# [Task to complete]
Find the string "Measurement" in the records. Copy every line it appears in.
--- Listing ---
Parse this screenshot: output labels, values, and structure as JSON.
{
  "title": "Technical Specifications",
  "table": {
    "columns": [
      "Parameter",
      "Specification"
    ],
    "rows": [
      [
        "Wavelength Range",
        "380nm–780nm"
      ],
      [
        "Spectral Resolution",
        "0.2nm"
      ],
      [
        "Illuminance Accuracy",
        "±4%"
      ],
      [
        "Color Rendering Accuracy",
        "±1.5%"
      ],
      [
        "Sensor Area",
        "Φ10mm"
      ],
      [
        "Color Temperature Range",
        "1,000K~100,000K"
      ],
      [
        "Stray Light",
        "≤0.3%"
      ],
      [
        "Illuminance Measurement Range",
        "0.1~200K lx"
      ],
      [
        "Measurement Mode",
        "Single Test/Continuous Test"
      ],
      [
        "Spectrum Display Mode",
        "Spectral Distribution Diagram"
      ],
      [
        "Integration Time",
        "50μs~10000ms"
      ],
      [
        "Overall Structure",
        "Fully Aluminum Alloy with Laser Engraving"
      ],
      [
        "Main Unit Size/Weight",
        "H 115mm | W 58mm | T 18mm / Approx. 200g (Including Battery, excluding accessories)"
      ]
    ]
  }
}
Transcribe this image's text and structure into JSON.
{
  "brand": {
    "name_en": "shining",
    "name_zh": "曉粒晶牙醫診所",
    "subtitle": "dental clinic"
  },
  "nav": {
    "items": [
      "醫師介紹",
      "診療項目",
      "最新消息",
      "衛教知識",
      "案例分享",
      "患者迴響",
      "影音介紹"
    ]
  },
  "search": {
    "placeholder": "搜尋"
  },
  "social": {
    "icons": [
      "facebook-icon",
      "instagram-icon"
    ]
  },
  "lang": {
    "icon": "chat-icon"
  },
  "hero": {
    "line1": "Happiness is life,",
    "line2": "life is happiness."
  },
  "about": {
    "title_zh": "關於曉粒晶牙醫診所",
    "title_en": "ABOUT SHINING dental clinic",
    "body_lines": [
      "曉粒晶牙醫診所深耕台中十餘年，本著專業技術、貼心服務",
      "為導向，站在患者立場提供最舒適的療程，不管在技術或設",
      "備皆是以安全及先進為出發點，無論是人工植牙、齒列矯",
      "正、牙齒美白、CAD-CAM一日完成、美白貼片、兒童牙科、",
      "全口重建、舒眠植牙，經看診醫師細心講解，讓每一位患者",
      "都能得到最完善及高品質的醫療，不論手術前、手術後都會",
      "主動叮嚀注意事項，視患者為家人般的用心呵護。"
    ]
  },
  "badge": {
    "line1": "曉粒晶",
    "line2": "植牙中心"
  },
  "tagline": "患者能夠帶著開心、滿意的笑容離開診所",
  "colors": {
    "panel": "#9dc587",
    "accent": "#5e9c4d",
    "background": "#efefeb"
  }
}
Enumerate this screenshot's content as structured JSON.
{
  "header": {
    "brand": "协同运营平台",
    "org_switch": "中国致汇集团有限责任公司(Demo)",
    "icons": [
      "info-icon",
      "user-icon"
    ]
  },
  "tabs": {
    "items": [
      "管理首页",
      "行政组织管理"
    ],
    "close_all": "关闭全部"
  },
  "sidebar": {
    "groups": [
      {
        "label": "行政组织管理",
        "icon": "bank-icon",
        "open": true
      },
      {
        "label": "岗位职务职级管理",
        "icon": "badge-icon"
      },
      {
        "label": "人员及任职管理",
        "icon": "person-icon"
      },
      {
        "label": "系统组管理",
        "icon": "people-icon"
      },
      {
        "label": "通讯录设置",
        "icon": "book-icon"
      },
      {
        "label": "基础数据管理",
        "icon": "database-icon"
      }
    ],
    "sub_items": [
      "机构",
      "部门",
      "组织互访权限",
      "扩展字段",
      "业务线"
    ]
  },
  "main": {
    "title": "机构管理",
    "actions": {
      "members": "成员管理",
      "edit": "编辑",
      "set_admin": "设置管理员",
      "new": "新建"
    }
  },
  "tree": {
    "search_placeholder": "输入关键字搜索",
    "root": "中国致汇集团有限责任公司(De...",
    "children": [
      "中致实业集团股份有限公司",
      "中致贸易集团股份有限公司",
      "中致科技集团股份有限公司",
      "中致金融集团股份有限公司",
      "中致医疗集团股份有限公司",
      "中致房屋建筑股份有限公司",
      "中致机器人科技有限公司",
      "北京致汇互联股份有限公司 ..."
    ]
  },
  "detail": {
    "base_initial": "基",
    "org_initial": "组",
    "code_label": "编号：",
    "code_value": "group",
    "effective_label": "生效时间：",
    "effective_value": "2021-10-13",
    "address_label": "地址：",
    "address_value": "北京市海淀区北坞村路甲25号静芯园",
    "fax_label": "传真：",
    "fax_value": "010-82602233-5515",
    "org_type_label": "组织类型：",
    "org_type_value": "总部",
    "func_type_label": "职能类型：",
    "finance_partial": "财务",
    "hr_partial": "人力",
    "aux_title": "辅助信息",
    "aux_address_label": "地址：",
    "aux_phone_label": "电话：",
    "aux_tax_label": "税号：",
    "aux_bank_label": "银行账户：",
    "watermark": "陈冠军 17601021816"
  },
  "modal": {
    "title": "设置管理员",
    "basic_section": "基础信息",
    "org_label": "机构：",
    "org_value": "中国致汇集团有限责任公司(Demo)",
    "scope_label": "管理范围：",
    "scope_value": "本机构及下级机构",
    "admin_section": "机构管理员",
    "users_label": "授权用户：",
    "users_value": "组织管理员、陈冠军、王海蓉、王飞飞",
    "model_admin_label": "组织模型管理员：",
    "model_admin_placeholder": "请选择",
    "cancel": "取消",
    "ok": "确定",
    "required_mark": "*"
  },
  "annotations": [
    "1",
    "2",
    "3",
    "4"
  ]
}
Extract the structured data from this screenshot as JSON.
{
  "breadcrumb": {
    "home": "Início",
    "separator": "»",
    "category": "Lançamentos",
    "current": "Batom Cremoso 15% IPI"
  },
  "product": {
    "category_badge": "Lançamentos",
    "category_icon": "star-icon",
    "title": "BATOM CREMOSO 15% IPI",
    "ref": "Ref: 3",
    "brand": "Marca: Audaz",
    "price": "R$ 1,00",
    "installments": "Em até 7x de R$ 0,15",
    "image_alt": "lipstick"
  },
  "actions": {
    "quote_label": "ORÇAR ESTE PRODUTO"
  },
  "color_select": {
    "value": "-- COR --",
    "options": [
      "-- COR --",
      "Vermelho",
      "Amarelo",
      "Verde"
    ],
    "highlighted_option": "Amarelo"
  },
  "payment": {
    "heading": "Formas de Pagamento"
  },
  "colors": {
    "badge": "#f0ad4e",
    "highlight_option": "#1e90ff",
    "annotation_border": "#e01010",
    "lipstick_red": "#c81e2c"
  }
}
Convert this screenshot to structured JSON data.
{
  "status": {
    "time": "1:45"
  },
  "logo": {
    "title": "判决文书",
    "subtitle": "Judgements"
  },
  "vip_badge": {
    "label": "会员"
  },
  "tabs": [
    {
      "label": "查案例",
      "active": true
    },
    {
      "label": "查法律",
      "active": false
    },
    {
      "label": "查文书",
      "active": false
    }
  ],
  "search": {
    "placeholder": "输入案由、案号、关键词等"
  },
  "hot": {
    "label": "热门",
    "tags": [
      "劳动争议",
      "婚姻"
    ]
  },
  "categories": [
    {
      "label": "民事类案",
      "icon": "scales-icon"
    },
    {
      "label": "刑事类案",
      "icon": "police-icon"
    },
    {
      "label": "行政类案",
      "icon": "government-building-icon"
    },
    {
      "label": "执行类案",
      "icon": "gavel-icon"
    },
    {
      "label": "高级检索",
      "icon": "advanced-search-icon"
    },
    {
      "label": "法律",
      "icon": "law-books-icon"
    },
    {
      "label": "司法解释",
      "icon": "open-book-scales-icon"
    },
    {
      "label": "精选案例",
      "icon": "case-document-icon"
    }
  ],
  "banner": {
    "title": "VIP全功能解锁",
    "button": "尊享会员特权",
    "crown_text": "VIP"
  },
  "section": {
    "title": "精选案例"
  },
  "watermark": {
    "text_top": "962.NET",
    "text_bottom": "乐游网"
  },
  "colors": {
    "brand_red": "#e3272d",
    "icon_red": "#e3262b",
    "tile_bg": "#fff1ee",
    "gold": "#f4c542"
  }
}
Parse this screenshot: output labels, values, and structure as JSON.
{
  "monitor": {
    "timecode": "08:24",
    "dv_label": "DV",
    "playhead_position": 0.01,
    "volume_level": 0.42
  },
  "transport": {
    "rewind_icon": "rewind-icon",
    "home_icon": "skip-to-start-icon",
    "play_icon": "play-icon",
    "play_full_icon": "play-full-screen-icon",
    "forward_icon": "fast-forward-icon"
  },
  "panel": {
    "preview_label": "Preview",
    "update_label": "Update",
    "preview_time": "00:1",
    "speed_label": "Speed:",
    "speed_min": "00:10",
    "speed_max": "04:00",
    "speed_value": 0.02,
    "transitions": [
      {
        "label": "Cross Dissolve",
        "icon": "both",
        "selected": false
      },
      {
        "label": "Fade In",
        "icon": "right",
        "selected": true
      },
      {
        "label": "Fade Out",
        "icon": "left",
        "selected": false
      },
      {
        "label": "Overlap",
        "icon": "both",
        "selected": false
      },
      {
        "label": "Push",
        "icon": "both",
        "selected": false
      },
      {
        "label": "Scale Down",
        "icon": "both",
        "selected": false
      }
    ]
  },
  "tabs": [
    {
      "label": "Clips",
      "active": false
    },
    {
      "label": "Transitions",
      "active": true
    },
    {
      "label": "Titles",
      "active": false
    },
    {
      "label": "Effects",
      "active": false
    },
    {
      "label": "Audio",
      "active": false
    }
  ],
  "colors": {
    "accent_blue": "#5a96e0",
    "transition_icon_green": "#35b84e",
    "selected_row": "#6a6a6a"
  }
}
---
# [Solution to the exercise]
        "Illuminance Measurement Range",
        "Measurement Mode",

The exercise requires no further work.